> _EXERCISE INSTRUCTIONS_
Copy the listing verbatim, excluding any images found in it.

> _STORED DATA_
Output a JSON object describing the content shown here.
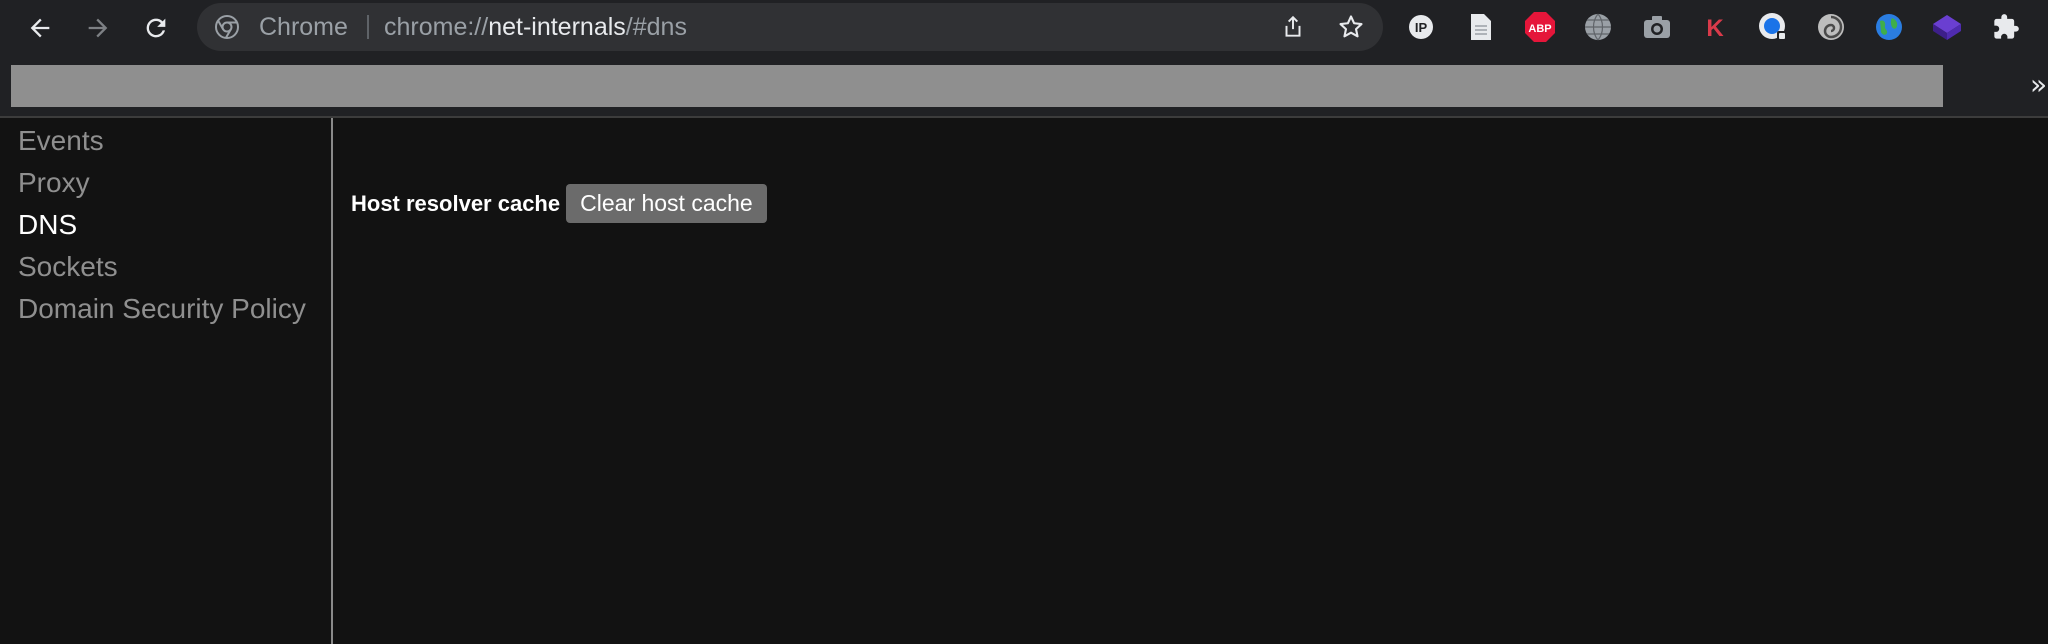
{
  "browser": {
    "omnibox": {
      "site_label": "Chrome",
      "url_scheme": "chrome://",
      "url_host": "net-internals",
      "url_path": "/#dns"
    },
    "extensions": [
      "ip-icon",
      "document-icon",
      "adblock-plus-icon",
      "globe-icon",
      "camera-icon",
      "k-icon",
      "security-icon",
      "swirl-icon",
      "earth-icon",
      "cube-icon",
      "puzzle-icon"
    ],
    "bookmarks_overflow": "»"
  },
  "sidebar": {
    "items": [
      {
        "label": "Events",
        "active": false
      },
      {
        "label": "Proxy",
        "active": false
      },
      {
        "label": "DNS",
        "active": true
      },
      {
        "label": "Sockets",
        "active": false
      },
      {
        "label": "Domain Security Policy",
        "active": false
      }
    ]
  },
  "main": {
    "section_label": "Host resolver cache",
    "clear_button_label": "Clear host cache"
  }
}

> _WRITTEN ANSWER_
Output a JSON object describing the content shown here.
{
  "browser": {
    "omnibox": {
      "site_label": "Chrome",
      "url_scheme": "chrome://",
      "url_host": "net-internals",
      "url_path": "/#dns"
    },
    "extensions": [
      "ip-icon",
      "document-icon",
      "adblock-plus-icon",
      "globe-icon",
      "camera-icon",
      "k-icon",
      "security-icon",
      "swirl-icon",
      "earth-icon",
      "cube-icon",
      "puzzle-icon"
    ],
    "bookmarks_overflow": "»"
  },
  "sidebar": {
    "items": [
      {
        "label": "Events",
        "active": false
      },
      {
        "label": "Proxy",
        "active": false
      },
      {
        "label": "DNS",
        "active": true
      },
      {
        "label": "Sockets",
        "active": false
      },
      {
        "label": "Domain Security Policy",
        "active": false
      }
    ]
  },
  "main": {
    "section_label": "Host resolver cache",
    "clear_button_label": "Clear host cache"
  }
}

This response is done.